/---

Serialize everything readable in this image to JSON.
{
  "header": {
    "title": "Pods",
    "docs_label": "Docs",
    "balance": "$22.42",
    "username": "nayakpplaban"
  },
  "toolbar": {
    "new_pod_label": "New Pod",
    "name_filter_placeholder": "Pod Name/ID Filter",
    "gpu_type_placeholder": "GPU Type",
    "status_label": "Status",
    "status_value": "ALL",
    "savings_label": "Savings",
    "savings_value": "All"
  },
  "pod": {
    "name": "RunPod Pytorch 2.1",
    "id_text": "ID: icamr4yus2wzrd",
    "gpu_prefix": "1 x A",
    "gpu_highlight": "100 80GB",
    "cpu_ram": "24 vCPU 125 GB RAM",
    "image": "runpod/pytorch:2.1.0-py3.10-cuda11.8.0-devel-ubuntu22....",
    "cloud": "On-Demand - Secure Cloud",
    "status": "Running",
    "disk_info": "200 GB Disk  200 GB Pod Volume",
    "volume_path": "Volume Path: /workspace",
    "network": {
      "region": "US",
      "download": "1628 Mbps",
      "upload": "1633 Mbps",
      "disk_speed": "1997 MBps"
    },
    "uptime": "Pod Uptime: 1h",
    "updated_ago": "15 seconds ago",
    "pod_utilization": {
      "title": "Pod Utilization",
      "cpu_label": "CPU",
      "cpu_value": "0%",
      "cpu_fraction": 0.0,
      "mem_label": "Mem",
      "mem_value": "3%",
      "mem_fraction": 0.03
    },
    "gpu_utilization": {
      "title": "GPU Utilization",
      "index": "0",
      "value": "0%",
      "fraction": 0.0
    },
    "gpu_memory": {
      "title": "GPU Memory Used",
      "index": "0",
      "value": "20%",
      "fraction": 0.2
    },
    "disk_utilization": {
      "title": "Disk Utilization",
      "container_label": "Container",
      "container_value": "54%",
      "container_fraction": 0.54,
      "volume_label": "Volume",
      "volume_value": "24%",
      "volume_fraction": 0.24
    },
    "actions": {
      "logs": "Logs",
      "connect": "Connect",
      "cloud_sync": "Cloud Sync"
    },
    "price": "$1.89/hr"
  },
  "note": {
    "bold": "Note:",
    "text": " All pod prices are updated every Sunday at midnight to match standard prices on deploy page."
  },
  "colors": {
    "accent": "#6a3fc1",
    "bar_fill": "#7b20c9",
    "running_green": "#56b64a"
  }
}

\---

Exercise:
Reproduce the full listing exactly.

Full output:
Serialize everything readable in this image to JSON.
{
  "header": {
    "title": "Pods",
    "docs_label": "Docs",
    "balance": "$22.42",
    "username": "nayakpplaban"
  },
  "toolbar": {
    "new_pod_label": "New Pod",
    "name_filter_placeholder": "Pod Name/ID Filter",
    "gpu_type_placeholder": "GPU Type",
    "status_label": "Status",
    "status_value": "ALL",
    "savings_label": "Savings",
    "savings_value": "All"
  },
  "pod": {
    "name": "RunPod Pytorch 2.1",
    "id_text": "ID: icamr4yus2wzrd",
    "gpu_prefix": "1 x A",
    "gpu_highlight": "100 80GB",
    "cpu_ram": "24 vCPU 125 GB RAM",
    "image": "runpod/pytorch:2.1.0-py3.10-cuda11.8.0-devel-ubuntu22....",
    "cloud": "On-Demand - Secure Cloud",
    "status": "Running",
    "disk_info": "200 GB Disk  200 GB Pod Volume",
    "volume_path": "Volume Path: /workspace",
    "network": {
      "region": "US",
      "download": "1628 Mbps",
      "upload": "1633 Mbps",
      "disk_speed": "1997 MBps"
    },
    "uptime": "Pod Uptime: 1h",
    "updated_ago": "15 seconds ago",
    "pod_utilization": {
      "title": "Pod Utilization",
      "cpu_label": "CPU",
      "cpu_value": "0%",
      "cpu_fraction": 0.0,
      "mem_label": "Mem",
      "mem_value": "3%",
      "mem_fraction": 0.03
    },
    "gpu_utilization": {
      "title": "GPU Utilization",
      "index": "0",
      "value": "0%",
      "fraction": 0.0
    },
    "gpu_memory": {
      "title": "GPU Memory Used",
      "index": "0",
      "value": "20%",
      "fraction": 0.2
    },
    "disk_utilization": {
      "title": "Disk Utilization",
      "container_label": "Container",
      "container_value": "54%",
      "container_fraction": 0.54,
      "volume_label": "Volume",
      "volume_value": "24%",
      "volume_fraction": 0.24
    },
    "actions": {
      "logs": "Logs",
      "connect": "Connect",
      "cloud_sync": "Cloud Sync"
    },
    "price": "$1.89/hr"
  },
  "note": {
    "bold": "Note:",
    "text": " All pod prices are updated every Sunday at midnight to match standard prices on deploy page."
  },
  "colors": {
    "accent": "#6a3fc1",
    "bar_fill": "#7b20c9",
    "running_green": "#56b64a"
  }
}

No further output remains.